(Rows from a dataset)
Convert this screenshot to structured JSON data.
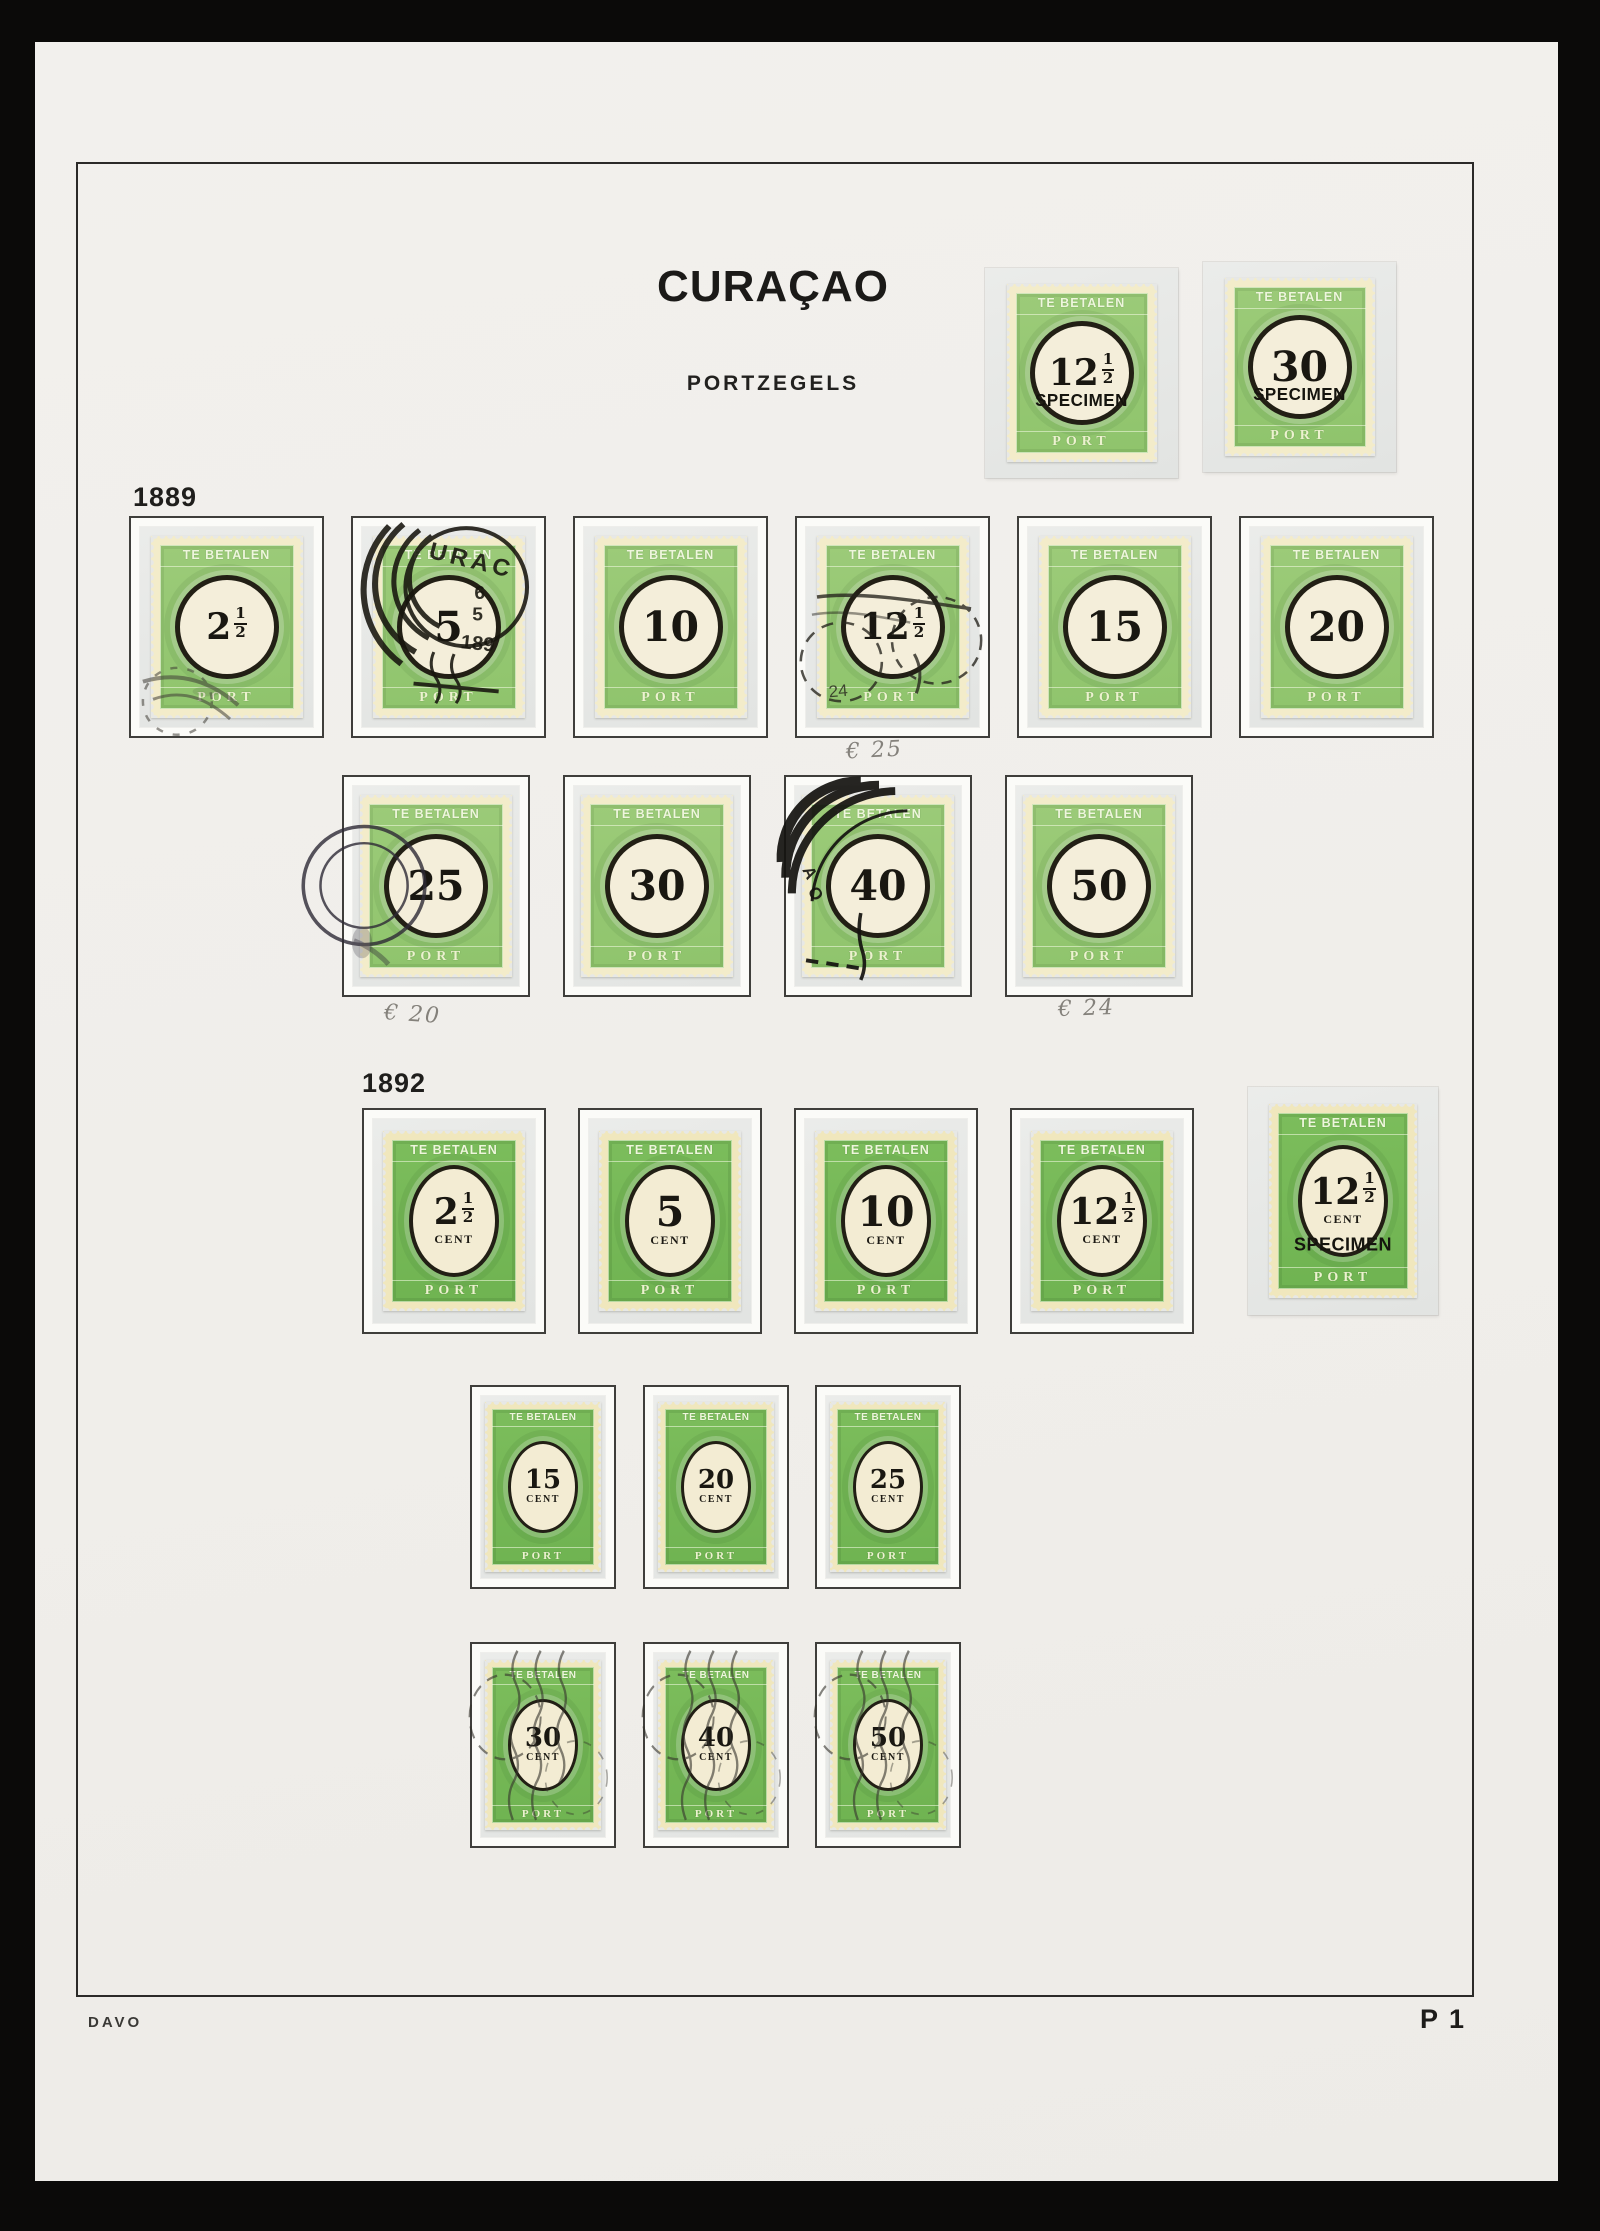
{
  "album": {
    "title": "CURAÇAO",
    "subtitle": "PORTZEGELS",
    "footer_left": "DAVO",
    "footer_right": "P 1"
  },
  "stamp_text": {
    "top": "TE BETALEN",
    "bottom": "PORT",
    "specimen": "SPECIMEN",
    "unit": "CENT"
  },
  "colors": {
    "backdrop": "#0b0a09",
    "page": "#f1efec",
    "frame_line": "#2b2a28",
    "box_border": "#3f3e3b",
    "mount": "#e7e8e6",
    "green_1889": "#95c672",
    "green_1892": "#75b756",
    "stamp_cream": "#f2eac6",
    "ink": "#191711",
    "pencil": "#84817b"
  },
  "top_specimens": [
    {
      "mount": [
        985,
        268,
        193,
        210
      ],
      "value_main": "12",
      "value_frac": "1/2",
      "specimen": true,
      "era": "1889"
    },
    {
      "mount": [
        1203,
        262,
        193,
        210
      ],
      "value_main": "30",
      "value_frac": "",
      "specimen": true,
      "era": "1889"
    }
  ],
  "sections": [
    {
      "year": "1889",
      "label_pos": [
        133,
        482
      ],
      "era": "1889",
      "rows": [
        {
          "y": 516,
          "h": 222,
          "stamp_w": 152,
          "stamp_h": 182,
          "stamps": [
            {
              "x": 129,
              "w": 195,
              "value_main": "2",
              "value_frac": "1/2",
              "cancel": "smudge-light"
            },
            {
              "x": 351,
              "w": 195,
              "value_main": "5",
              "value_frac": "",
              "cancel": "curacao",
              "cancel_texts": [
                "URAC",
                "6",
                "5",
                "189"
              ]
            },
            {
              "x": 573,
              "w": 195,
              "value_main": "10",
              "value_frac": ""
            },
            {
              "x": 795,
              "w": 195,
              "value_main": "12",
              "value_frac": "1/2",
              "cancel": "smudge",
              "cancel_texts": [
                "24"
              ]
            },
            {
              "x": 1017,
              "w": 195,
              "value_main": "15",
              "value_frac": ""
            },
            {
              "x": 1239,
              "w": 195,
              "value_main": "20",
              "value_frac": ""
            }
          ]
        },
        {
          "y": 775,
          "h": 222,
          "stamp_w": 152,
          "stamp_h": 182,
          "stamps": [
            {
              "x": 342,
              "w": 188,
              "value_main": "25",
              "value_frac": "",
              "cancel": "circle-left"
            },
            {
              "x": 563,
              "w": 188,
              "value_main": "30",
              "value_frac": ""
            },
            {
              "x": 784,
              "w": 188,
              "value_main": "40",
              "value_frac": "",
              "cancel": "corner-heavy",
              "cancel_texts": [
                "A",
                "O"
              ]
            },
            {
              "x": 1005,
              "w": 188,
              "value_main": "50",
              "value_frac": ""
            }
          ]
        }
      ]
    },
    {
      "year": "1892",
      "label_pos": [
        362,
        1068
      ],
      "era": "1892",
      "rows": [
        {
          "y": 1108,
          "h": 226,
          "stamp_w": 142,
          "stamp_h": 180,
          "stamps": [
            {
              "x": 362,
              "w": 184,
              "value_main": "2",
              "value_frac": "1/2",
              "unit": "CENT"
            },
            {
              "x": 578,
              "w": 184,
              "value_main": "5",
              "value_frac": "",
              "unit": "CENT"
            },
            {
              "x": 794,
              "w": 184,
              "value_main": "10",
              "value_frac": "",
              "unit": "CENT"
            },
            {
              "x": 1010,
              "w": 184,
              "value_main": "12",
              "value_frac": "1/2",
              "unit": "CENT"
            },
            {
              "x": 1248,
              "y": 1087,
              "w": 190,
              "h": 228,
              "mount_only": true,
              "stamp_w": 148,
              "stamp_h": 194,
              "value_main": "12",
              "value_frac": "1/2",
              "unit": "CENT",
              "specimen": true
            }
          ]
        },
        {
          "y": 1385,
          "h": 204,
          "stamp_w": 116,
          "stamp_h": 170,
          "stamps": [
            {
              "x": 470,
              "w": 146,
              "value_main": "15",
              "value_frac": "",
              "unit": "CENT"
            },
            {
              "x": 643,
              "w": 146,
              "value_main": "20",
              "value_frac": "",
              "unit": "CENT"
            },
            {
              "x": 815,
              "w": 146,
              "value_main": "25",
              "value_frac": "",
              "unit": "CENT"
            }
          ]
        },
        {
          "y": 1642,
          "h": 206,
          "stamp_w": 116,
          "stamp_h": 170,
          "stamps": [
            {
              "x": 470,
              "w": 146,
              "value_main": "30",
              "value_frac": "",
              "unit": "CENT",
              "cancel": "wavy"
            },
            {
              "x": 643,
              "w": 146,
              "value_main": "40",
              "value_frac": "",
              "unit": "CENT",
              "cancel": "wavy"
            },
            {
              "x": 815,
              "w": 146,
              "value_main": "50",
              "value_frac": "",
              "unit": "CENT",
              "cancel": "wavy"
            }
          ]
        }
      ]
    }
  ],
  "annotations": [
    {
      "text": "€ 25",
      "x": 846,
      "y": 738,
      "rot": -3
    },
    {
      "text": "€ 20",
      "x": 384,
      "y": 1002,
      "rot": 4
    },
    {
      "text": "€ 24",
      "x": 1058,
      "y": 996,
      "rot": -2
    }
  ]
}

Written exercise:
Transcribe the records word for word and include no pictures.

Reply:
Convert this screenshot to structured JSON data.
{
  "album": {
    "title": "CURAÇAO",
    "subtitle": "PORTZEGELS",
    "footer_left": "DAVO",
    "footer_right": "P 1"
  },
  "stamp_text": {
    "top": "TE BETALEN",
    "bottom": "PORT",
    "specimen": "SPECIMEN",
    "unit": "CENT"
  },
  "colors": {
    "backdrop": "#0b0a09",
    "page": "#f1efec",
    "frame_line": "#2b2a28",
    "box_border": "#3f3e3b",
    "mount": "#e7e8e6",
    "green_1889": "#95c672",
    "green_1892": "#75b756",
    "stamp_cream": "#f2eac6",
    "ink": "#191711",
    "pencil": "#84817b"
  },
  "top_specimens": [
    {
      "mount": [
        985,
        268,
        193,
        210
      ],
      "value_main": "12",
      "value_frac": "1/2",
      "specimen": true,
      "era": "1889"
    },
    {
      "mount": [
        1203,
        262,
        193,
        210
      ],
      "value_main": "30",
      "value_frac": "",
      "specimen": true,
      "era": "1889"
    }
  ],
  "sections": [
    {
      "year": "1889",
      "label_pos": [
        133,
        482
      ],
      "era": "1889",
      "rows": [
        {
          "y": 516,
          "h": 222,
          "stamp_w": 152,
          "stamp_h": 182,
          "stamps": [
            {
              "x": 129,
              "w": 195,
              "value_main": "2",
              "value_frac": "1/2",
              "cancel": "smudge-light"
            },
            {
              "x": 351,
              "w": 195,
              "value_main": "5",
              "value_frac": "",
              "cancel": "curacao",
              "cancel_texts": [
                "URAC",
                "6",
                "5",
                "189"
              ]
            },
            {
              "x": 573,
              "w": 195,
              "value_main": "10",
              "value_frac": ""
            },
            {
              "x": 795,
              "w": 195,
              "value_main": "12",
              "value_frac": "1/2",
              "cancel": "smudge",
              "cancel_texts": [
                "24"
              ]
            },
            {
              "x": 1017,
              "w": 195,
              "value_main": "15",
              "value_frac": ""
            },
            {
              "x": 1239,
              "w": 195,
              "value_main": "20",
              "value_frac": ""
            }
          ]
        },
        {
          "y": 775,
          "h": 222,
          "stamp_w": 152,
          "stamp_h": 182,
          "stamps": [
            {
              "x": 342,
              "w": 188,
              "value_main": "25",
              "value_frac": "",
              "cancel": "circle-left"
            },
            {
              "x": 563,
              "w": 188,
              "value_main": "30",
              "value_frac": ""
            },
            {
              "x": 784,
              "w": 188,
              "value_main": "40",
              "value_frac": "",
              "cancel": "corner-heavy",
              "cancel_texts": [
                "A",
                "O"
              ]
            },
            {
              "x": 1005,
              "w": 188,
              "value_main": "50",
              "value_frac": ""
            }
          ]
        }
      ]
    },
    {
      "year": "1892",
      "label_pos": [
        362,
        1068
      ],
      "era": "1892",
      "rows": [
        {
          "y": 1108,
          "h": 226,
          "stamp_w": 142,
          "stamp_h": 180,
          "stamps": [
            {
              "x": 362,
              "w": 184,
              "value_main": "2",
              "value_frac": "1/2",
              "unit": "CENT"
            },
            {
              "x": 578,
              "w": 184,
              "value_main": "5",
              "value_frac": "",
              "unit": "CENT"
            },
            {
              "x": 794,
              "w": 184,
              "value_main": "10",
              "value_frac": "",
              "unit": "CENT"
            },
            {
              "x": 1010,
              "w": 184,
              "value_main": "12",
              "value_frac": "1/2",
              "unit": "CENT"
            },
            {
              "x": 1248,
              "y": 1087,
              "w": 190,
              "h": 228,
              "mount_only": true,
              "stamp_w": 148,
              "stamp_h": 194,
              "value_main": "12",
              "value_frac": "1/2",
              "unit": "CENT",
              "specimen": true
            }
          ]
        },
        {
          "y": 1385,
          "h": 204,
          "stamp_w": 116,
          "stamp_h": 170,
          "stamps": [
            {
              "x": 470,
              "w": 146,
              "value_main": "15",
              "value_frac": "",
              "unit": "CENT"
            },
            {
              "x": 643,
              "w": 146,
              "value_main": "20",
              "value_frac": "",
              "unit": "CENT"
            },
            {
              "x": 815,
              "w": 146,
              "value_main": "25",
              "value_frac": "",
              "unit": "CENT"
            }
          ]
        },
        {
          "y": 1642,
          "h": 206,
          "stamp_w": 116,
          "stamp_h": 170,
          "stamps": [
            {
              "x": 470,
              "w": 146,
              "value_main": "30",
              "value_frac": "",
              "unit": "CENT",
              "cancel": "wavy"
            },
            {
              "x": 643,
              "w": 146,
              "value_main": "40",
              "value_frac": "",
              "unit": "CENT",
              "cancel": "wavy"
            },
            {
              "x": 815,
              "w": 146,
              "value_main": "50",
              "value_frac": "",
              "unit": "CENT",
              "cancel": "wavy"
            }
          ]
        }
      ]
    }
  ],
  "annotations": [
    {
      "text": "€ 25",
      "x": 846,
      "y": 738,
      "rot": -3
    },
    {
      "text": "€ 20",
      "x": 384,
      "y": 1002,
      "rot": 4
    },
    {
      "text": "€ 24",
      "x": 1058,
      "y": 996,
      "rot": -2
    }
  ]
}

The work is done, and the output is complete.